**Figure data in JSON**
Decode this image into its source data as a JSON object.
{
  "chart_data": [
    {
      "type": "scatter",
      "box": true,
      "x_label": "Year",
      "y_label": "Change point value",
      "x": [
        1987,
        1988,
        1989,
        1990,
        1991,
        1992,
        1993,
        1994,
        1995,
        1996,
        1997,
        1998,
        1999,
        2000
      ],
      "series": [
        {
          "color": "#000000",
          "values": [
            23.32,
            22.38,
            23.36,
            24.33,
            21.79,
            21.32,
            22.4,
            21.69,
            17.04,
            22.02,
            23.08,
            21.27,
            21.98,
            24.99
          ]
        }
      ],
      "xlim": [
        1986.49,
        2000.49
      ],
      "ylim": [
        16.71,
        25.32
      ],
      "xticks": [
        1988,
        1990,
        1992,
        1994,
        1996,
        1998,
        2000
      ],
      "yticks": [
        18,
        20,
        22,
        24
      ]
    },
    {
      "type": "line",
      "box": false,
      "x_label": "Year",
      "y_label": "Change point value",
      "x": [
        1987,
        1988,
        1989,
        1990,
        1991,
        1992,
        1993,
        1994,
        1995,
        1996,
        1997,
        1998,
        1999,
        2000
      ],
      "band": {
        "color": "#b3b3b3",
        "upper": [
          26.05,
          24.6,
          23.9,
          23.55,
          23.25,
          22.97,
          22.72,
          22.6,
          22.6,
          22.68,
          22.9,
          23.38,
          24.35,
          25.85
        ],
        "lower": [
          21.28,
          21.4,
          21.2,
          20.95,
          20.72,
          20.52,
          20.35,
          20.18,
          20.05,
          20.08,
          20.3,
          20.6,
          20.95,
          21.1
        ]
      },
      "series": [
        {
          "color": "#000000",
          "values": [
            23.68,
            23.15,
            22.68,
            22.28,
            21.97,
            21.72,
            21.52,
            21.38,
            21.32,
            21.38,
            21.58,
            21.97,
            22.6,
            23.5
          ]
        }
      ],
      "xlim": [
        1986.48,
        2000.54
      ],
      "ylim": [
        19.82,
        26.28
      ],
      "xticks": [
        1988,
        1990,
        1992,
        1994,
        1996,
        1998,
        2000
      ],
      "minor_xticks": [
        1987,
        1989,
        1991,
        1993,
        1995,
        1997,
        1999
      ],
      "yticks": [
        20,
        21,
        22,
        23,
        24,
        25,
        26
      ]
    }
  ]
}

**TASK TO CARRY OUT**
Copy all the lines, exactly.

**COMPLETE ANSWER**
Decode this image into its source data as a JSON object.
{
  "chart_data": [
    {
      "type": "scatter",
      "box": true,
      "x_label": "Year",
      "y_label": "Change point value",
      "x": [
        1987,
        1988,
        1989,
        1990,
        1991,
        1992,
        1993,
        1994,
        1995,
        1996,
        1997,
        1998,
        1999,
        2000
      ],
      "series": [
        {
          "color": "#000000",
          "values": [
            23.32,
            22.38,
            23.36,
            24.33,
            21.79,
            21.32,
            22.4,
            21.69,
            17.04,
            22.02,
            23.08,
            21.27,
            21.98,
            24.99
          ]
        }
      ],
      "xlim": [
        1986.49,
        2000.49
      ],
      "ylim": [
        16.71,
        25.32
      ],
      "xticks": [
        1988,
        1990,
        1992,
        1994,
        1996,
        1998,
        2000
      ],
      "yticks": [
        18,
        20,
        22,
        24
      ]
    },
    {
      "type": "line",
      "box": false,
      "x_label": "Year",
      "y_label": "Change point value",
      "x": [
        1987,
        1988,
        1989,
        1990,
        1991,
        1992,
        1993,
        1994,
        1995,
        1996,
        1997,
        1998,
        1999,
        2000
      ],
      "band": {
        "color": "#b3b3b3",
        "upper": [
          26.05,
          24.6,
          23.9,
          23.55,
          23.25,
          22.97,
          22.72,
          22.6,
          22.6,
          22.68,
          22.9,
          23.38,
          24.35,
          25.85
        ],
        "lower": [
          21.28,
          21.4,
          21.2,
          20.95,
          20.72,
          20.52,
          20.35,
          20.18,
          20.05,
          20.08,
          20.3,
          20.6,
          20.95,
          21.1
        ]
      },
      "series": [
        {
          "color": "#000000",
          "values": [
            23.68,
            23.15,
            22.68,
            22.28,
            21.97,
            21.72,
            21.52,
            21.38,
            21.32,
            21.38,
            21.58,
            21.97,
            22.6,
            23.5
          ]
        }
      ],
      "xlim": [
        1986.48,
        2000.54
      ],
      "ylim": [
        19.82,
        26.28
      ],
      "xticks": [
        1988,
        1990,
        1992,
        1994,
        1996,
        1998,
        2000
      ],
      "minor_xticks": [
        1987,
        1989,
        1991,
        1993,
        1995,
        1997,
        1999
      ],
      "yticks": [
        20,
        21,
        22,
        23,
        24,
        25,
        26
      ]
    }
  ]
}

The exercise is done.